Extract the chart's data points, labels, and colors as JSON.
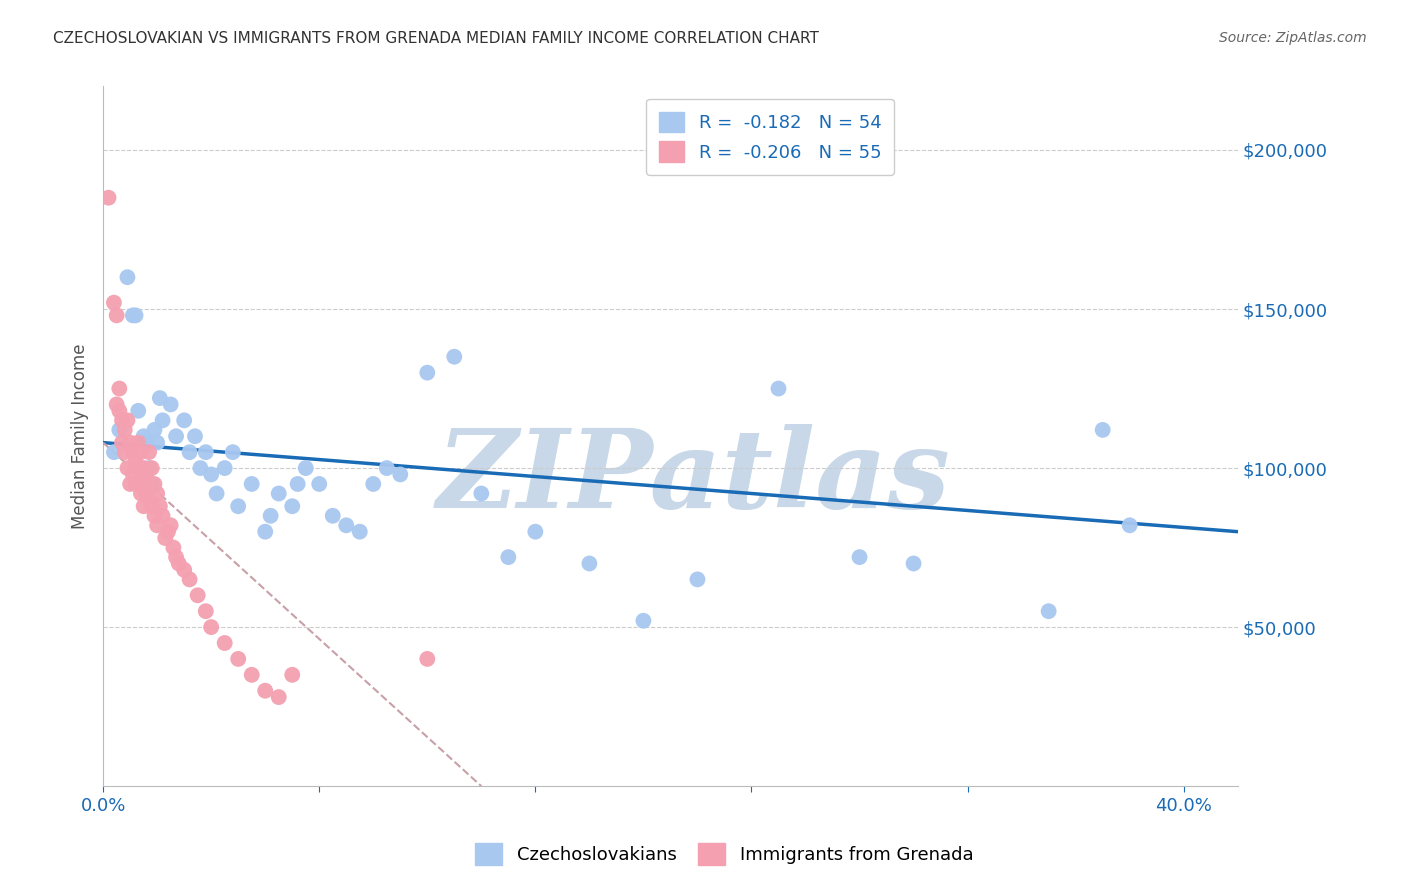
{
  "title": "CZECHOSLOVAKIAN VS IMMIGRANTS FROM GRENADA MEDIAN FAMILY INCOME CORRELATION CHART",
  "source": "Source: ZipAtlas.com",
  "ylabel": "Median Family Income",
  "ytick_labels": [
    "$50,000",
    "$100,000",
    "$150,000",
    "$200,000"
  ],
  "ytick_values": [
    50000,
    100000,
    150000,
    200000
  ],
  "ylim": [
    0,
    220000
  ],
  "xlim": [
    0.0,
    0.42
  ],
  "watermark": "ZIPatlas",
  "legend_r1": "R =  -0.182   N = 54",
  "legend_r2": "R =  -0.206   N = 55",
  "blue_scatter_x": [
    0.004,
    0.006,
    0.009,
    0.011,
    0.012,
    0.013,
    0.015,
    0.016,
    0.017,
    0.018,
    0.019,
    0.02,
    0.021,
    0.022,
    0.025,
    0.027,
    0.03,
    0.032,
    0.034,
    0.036,
    0.038,
    0.04,
    0.042,
    0.045,
    0.048,
    0.05,
    0.055,
    0.06,
    0.062,
    0.065,
    0.07,
    0.072,
    0.075,
    0.08,
    0.085,
    0.09,
    0.095,
    0.1,
    0.105,
    0.11,
    0.12,
    0.13,
    0.14,
    0.15,
    0.16,
    0.18,
    0.2,
    0.22,
    0.25,
    0.28,
    0.3,
    0.35,
    0.37,
    0.38
  ],
  "blue_scatter_y": [
    105000,
    112000,
    160000,
    148000,
    148000,
    118000,
    110000,
    108000,
    100000,
    95000,
    112000,
    108000,
    122000,
    115000,
    120000,
    110000,
    115000,
    105000,
    110000,
    100000,
    105000,
    98000,
    92000,
    100000,
    105000,
    88000,
    95000,
    80000,
    85000,
    92000,
    88000,
    95000,
    100000,
    95000,
    85000,
    82000,
    80000,
    95000,
    100000,
    98000,
    130000,
    135000,
    92000,
    72000,
    80000,
    70000,
    52000,
    65000,
    125000,
    72000,
    70000,
    55000,
    112000,
    82000
  ],
  "pink_scatter_x": [
    0.002,
    0.004,
    0.005,
    0.005,
    0.006,
    0.006,
    0.007,
    0.007,
    0.008,
    0.008,
    0.009,
    0.009,
    0.01,
    0.01,
    0.011,
    0.011,
    0.012,
    0.012,
    0.013,
    0.013,
    0.014,
    0.014,
    0.015,
    0.015,
    0.015,
    0.016,
    0.016,
    0.017,
    0.017,
    0.018,
    0.018,
    0.019,
    0.019,
    0.02,
    0.02,
    0.021,
    0.022,
    0.023,
    0.024,
    0.025,
    0.026,
    0.027,
    0.028,
    0.03,
    0.032,
    0.035,
    0.038,
    0.04,
    0.045,
    0.05,
    0.055,
    0.06,
    0.065,
    0.07,
    0.12
  ],
  "pink_scatter_y": [
    185000,
    152000,
    148000,
    120000,
    125000,
    118000,
    115000,
    108000,
    112000,
    105000,
    100000,
    115000,
    108000,
    95000,
    105000,
    98000,
    102000,
    95000,
    108000,
    100000,
    105000,
    92000,
    95000,
    88000,
    100000,
    98000,
    92000,
    105000,
    90000,
    100000,
    88000,
    95000,
    85000,
    92000,
    82000,
    88000,
    85000,
    78000,
    80000,
    82000,
    75000,
    72000,
    70000,
    68000,
    65000,
    60000,
    55000,
    50000,
    45000,
    40000,
    35000,
    30000,
    28000,
    35000,
    40000
  ],
  "blue_line_x": [
    0.0,
    0.42
  ],
  "blue_line_y": [
    108000,
    80000
  ],
  "pink_line_x": [
    0.0,
    0.14
  ],
  "pink_line_y": [
    108000,
    0
  ],
  "scatter_color_blue": "#a8c8f0",
  "scatter_color_pink": "#f4a0b0",
  "line_color_blue": "#1a6bb5",
  "line_color_pink": "#c8a0a8",
  "watermark_color": "#c8d8e8",
  "grid_color": "#cccccc",
  "title_color": "#333333",
  "axis_label_color": "#555555",
  "tick_color": "#1a6bb5",
  "background_color": "#ffffff"
}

Goal:
Would you set down the listing exactly, omitting pictures?

Solution to this problem:
Extract the chart's data points, labels, and colors as JSON.
{
  "title": "CZECHOSLOVAKIAN VS IMMIGRANTS FROM GRENADA MEDIAN FAMILY INCOME CORRELATION CHART",
  "source": "Source: ZipAtlas.com",
  "ylabel": "Median Family Income",
  "ytick_labels": [
    "$50,000",
    "$100,000",
    "$150,000",
    "$200,000"
  ],
  "ytick_values": [
    50000,
    100000,
    150000,
    200000
  ],
  "ylim": [
    0,
    220000
  ],
  "xlim": [
    0.0,
    0.42
  ],
  "watermark": "ZIPatlas",
  "legend_r1": "R =  -0.182   N = 54",
  "legend_r2": "R =  -0.206   N = 55",
  "blue_scatter_x": [
    0.004,
    0.006,
    0.009,
    0.011,
    0.012,
    0.013,
    0.015,
    0.016,
    0.017,
    0.018,
    0.019,
    0.02,
    0.021,
    0.022,
    0.025,
    0.027,
    0.03,
    0.032,
    0.034,
    0.036,
    0.038,
    0.04,
    0.042,
    0.045,
    0.048,
    0.05,
    0.055,
    0.06,
    0.062,
    0.065,
    0.07,
    0.072,
    0.075,
    0.08,
    0.085,
    0.09,
    0.095,
    0.1,
    0.105,
    0.11,
    0.12,
    0.13,
    0.14,
    0.15,
    0.16,
    0.18,
    0.2,
    0.22,
    0.25,
    0.28,
    0.3,
    0.35,
    0.37,
    0.38
  ],
  "blue_scatter_y": [
    105000,
    112000,
    160000,
    148000,
    148000,
    118000,
    110000,
    108000,
    100000,
    95000,
    112000,
    108000,
    122000,
    115000,
    120000,
    110000,
    115000,
    105000,
    110000,
    100000,
    105000,
    98000,
    92000,
    100000,
    105000,
    88000,
    95000,
    80000,
    85000,
    92000,
    88000,
    95000,
    100000,
    95000,
    85000,
    82000,
    80000,
    95000,
    100000,
    98000,
    130000,
    135000,
    92000,
    72000,
    80000,
    70000,
    52000,
    65000,
    125000,
    72000,
    70000,
    55000,
    112000,
    82000
  ],
  "pink_scatter_x": [
    0.002,
    0.004,
    0.005,
    0.005,
    0.006,
    0.006,
    0.007,
    0.007,
    0.008,
    0.008,
    0.009,
    0.009,
    0.01,
    0.01,
    0.011,
    0.011,
    0.012,
    0.012,
    0.013,
    0.013,
    0.014,
    0.014,
    0.015,
    0.015,
    0.015,
    0.016,
    0.016,
    0.017,
    0.017,
    0.018,
    0.018,
    0.019,
    0.019,
    0.02,
    0.02,
    0.021,
    0.022,
    0.023,
    0.024,
    0.025,
    0.026,
    0.027,
    0.028,
    0.03,
    0.032,
    0.035,
    0.038,
    0.04,
    0.045,
    0.05,
    0.055,
    0.06,
    0.065,
    0.07,
    0.12
  ],
  "pink_scatter_y": [
    185000,
    152000,
    148000,
    120000,
    125000,
    118000,
    115000,
    108000,
    112000,
    105000,
    100000,
    115000,
    108000,
    95000,
    105000,
    98000,
    102000,
    95000,
    108000,
    100000,
    105000,
    92000,
    95000,
    88000,
    100000,
    98000,
    92000,
    105000,
    90000,
    100000,
    88000,
    95000,
    85000,
    92000,
    82000,
    88000,
    85000,
    78000,
    80000,
    82000,
    75000,
    72000,
    70000,
    68000,
    65000,
    60000,
    55000,
    50000,
    45000,
    40000,
    35000,
    30000,
    28000,
    35000,
    40000
  ],
  "blue_line_x": [
    0.0,
    0.42
  ],
  "blue_line_y": [
    108000,
    80000
  ],
  "pink_line_x": [
    0.0,
    0.14
  ],
  "pink_line_y": [
    108000,
    0
  ],
  "scatter_color_blue": "#a8c8f0",
  "scatter_color_pink": "#f4a0b0",
  "line_color_blue": "#1a6bb5",
  "line_color_pink": "#c8a0a8",
  "watermark_color": "#c8d8e8",
  "grid_color": "#cccccc",
  "title_color": "#333333",
  "axis_label_color": "#555555",
  "tick_color": "#1a6bb5",
  "background_color": "#ffffff"
}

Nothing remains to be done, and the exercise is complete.